▶ JOB
Every entry should be repeated exactly. Omit the pictures.

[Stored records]
[START]

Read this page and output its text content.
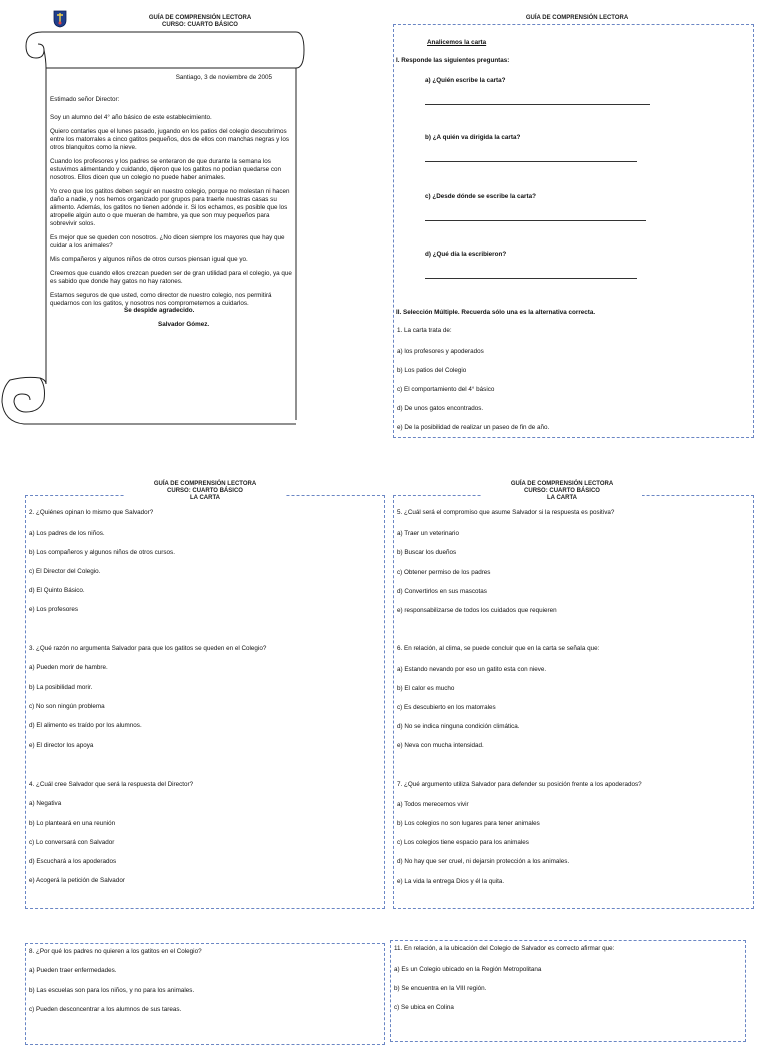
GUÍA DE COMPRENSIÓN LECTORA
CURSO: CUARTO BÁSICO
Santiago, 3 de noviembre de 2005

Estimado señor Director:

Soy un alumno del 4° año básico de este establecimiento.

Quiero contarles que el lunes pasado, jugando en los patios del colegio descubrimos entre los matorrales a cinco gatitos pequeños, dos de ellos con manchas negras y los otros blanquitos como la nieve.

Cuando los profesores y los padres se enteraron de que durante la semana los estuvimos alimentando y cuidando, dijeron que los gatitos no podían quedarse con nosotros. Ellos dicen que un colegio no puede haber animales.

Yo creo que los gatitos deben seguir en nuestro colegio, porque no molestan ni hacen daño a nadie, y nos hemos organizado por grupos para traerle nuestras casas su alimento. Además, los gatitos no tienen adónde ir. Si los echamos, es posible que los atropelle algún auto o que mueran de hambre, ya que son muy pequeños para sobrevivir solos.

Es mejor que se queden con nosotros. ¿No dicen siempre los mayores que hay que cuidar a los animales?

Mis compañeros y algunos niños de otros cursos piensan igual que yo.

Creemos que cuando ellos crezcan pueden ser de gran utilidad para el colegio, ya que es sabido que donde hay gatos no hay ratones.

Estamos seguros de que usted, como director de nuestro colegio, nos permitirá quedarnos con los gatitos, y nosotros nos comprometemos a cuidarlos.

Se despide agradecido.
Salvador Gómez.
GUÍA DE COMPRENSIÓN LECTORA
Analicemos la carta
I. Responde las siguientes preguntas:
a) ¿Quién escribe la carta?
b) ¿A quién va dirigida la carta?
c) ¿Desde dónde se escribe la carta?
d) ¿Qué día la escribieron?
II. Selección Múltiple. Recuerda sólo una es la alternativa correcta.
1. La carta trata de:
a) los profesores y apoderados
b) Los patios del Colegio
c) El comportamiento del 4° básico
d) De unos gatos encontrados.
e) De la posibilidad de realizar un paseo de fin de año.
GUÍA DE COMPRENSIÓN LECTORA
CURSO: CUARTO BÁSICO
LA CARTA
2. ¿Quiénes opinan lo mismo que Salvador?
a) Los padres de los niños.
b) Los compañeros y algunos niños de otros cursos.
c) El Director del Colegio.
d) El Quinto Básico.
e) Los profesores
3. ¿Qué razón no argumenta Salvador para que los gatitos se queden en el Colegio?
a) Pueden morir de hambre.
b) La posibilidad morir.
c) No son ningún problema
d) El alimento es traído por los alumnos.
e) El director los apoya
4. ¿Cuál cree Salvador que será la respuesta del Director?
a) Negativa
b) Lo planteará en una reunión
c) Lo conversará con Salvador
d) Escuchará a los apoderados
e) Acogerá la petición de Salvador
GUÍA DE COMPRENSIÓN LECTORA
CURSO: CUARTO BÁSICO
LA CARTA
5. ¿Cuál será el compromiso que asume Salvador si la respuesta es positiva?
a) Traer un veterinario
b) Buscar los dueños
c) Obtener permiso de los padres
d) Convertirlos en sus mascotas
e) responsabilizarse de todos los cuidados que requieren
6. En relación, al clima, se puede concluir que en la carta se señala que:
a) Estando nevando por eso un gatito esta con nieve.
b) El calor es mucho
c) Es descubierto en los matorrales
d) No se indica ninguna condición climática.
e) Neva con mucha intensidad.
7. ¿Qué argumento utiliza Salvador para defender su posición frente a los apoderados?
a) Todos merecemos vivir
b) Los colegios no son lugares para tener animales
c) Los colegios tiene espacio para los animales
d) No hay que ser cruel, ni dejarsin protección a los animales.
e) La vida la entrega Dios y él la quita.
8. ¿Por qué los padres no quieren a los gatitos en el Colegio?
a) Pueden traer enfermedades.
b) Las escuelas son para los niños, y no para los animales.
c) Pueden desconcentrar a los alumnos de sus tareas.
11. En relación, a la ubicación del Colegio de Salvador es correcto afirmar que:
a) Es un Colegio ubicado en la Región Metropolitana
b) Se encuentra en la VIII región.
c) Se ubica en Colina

[END]

▶ EXPECTED ANSWER
Read this page and output its text content.
GUÍA DE COMPRENSIÓN LECTORA
CURSO: CUARTO BÁSICO
Santiago, 3 de noviembre de 2005

Estimado señor Director:

Soy un alumno del 4° año básico de este establecimiento.

Quiero contarles que el lunes pasado, jugando en los patios del colegio descubrimos entre los matorrales a cinco gatitos pequeños, dos de ellos con manchas negras y los otros blanquitos como la nieve.

Cuando los profesores y los padres se enteraron de que durante la semana los estuvimos alimentando y cuidando, dijeron que los gatitos no podían quedarse con nosotros. Ellos dicen que un colegio no puede haber animales.

Yo creo que los gatitos deben seguir en nuestro colegio, porque no molestan ni hacen daño a nadie, y nos hemos organizado por grupos para traerle nuestras casas su alimento. Además, los gatitos no tienen adónde ir. Si los echamos, es posible que los atropelle algún auto o que mueran de hambre, ya que son muy pequeños para sobrevivir solos.

Es mejor que se queden con nosotros. ¿No dicen siempre los mayores que hay que cuidar a los animales?

Mis compañeros y algunos niños de otros cursos piensan igual que yo.

Creemos que cuando ellos crezcan pueden ser de gran utilidad para el colegio, ya que es sabido que donde hay gatos no hay ratones.

Estamos seguros de que usted, como director de nuestro colegio, nos permitirá quedarnos con los gatitos, y nosotros nos comprometemos a cuidarlos.

Se despide agradecido.
Salvador Gómez.
GUÍA DE COMPRENSIÓN LECTORA
Analicemos la carta
I. Responde las siguientes preguntas:
a) ¿Quién escribe la carta?
b) ¿A quién va dirigida la carta?
c) ¿Desde dónde se escribe la carta?
d) ¿Qué día la escribieron?
II. Selección Múltiple. Recuerda sólo una es la alternativa correcta.
1. La carta trata de:
a) los profesores y apoderados
b) Los patios del Colegio
c) El comportamiento del 4° básico
d) De unos gatos encontrados.
e) De la posibilidad de realizar un paseo de fin de año.
GUÍA DE COMPRENSIÓN LECTORA
CURSO: CUARTO BÁSICO
LA CARTA
2. ¿Quiénes opinan lo mismo que Salvador?
a) Los padres de los niños.
b) Los compañeros y algunos niños de otros cursos.
c) El Director del Colegio.
d) El Quinto Básico.
e) Los profesores
3. ¿Qué razón no argumenta Salvador para que los gatitos se queden en el Colegio?
a) Pueden morir de hambre.
b) La posibilidad morir.
c) No son ningún problema
d) El alimento es traído por los alumnos.
e) El director los apoya
4. ¿Cuál cree Salvador que será la respuesta del Director?
a) Negativa
b) Lo planteará en una reunión
c) Lo conversará con Salvador
d) Escuchará a los apoderados
e) Acogerá la petición de Salvador
GUÍA DE COMPRENSIÓN LECTORA
CURSO: CUARTO BÁSICO
LA CARTA
5. ¿Cuál será el compromiso que asume Salvador si la respuesta es positiva?
a) Traer un veterinario
b) Buscar los dueños
c) Obtener permiso de los padres
d) Convertirlos en sus mascotas
e) responsabilizarse de todos los cuidados que requieren
6. En relación, al clima, se puede concluir que en la carta se señala que:
a) Estando nevando por eso un gatito esta con nieve.
b) El calor es mucho
c) Es descubierto en los matorrales
d) No se indica ninguna condición climática.
e) Neva con mucha intensidad.
7. ¿Qué argumento utiliza Salvador para defender su posición frente a los apoderados?
a) Todos merecemos vivir
b) Los colegios no son lugares para tener animales
c) Los colegios tiene espacio para los animales
d) No hay que ser cruel, ni dejarsin protección a los animales.
e) La vida la entrega Dios y él la quita.
8. ¿Por qué los padres no quieren a los gatitos en el Colegio?
a) Pueden traer enfermedades.
b) Las escuelas son para los niños, y no para los animales.
c) Pueden desconcentrar a los alumnos de sus tareas.
11. En relación, a la ubicación del Colegio de Salvador es correcto afirmar que:
a) Es un Colegio ubicado en la Región Metropolitana
b) Se encuentra en la VIII región.
c) Se ubica en Colina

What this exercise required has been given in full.